*DIRECTIONS:* For the listing below, give the count of lines containing the string "alle" and nothing else.

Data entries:
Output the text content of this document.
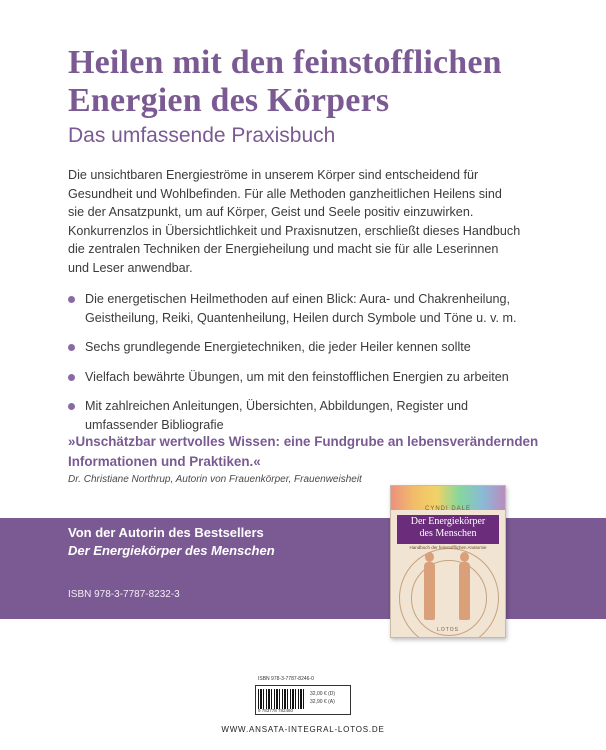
Heilen mit den feinstofflichen
Energien des Körpers
Das umfassende Praxisbuch
Die unsichtbaren Energieströme in unserem Körper sind entscheidend für
Gesundheit und Wohlbefinden. Für alle Methoden ganzheitlichen Heilens sind
sie der Ansatzpunkt, um auf Körper, Geist und Seele positiv einzuwirken.
Konkurrenzlos in Übersichtlichkeit und Praxisnutzen, erschließt dieses Handbuch
die zentralen Techniken der Energieheilung und macht sie für alle Leserinnen
und Leser anwendbar.
Die energetischen Heilmethoden auf einen Blick: Aura- und Chakrenheilung,
Geistheilung, Reiki, Quantenheilung, Heilen durch Symbole und Töne u. v. m.
Sechs grundlegende Energietechniken, die jeder Heiler kennen sollte
Vielfach bewährte Übungen, um mit den feinstofflichen Energien zu arbeiten
Mit zahlreichen Anleitungen, Übersichten, Abbildungen, Register und
umfassender Bibliografie
»Unschätzbar wertvolles Wissen: eine Fundgrube an lebensverändernden
Informationen und Praktiken.«
Dr. Christiane Northrup, Autorin von Frauenkörper, Frauenweisheit
Von der Autorin des Bestsellers
Der Energiekörper des Menschen
ISBN 978-3-7787-8232-3
CYNDI DALE
Der Energiekörper
des Menschen
Handbuch der feinstofflichen Anatomie
LOTOS
ISBN 978-3-7787-8246-0
9 783778 782460
32,00 € (D)
32,90 € (A)
WWW.ANSATA-INTEGRAL-LOTOS.DE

*FINISHED ANSWER:* 2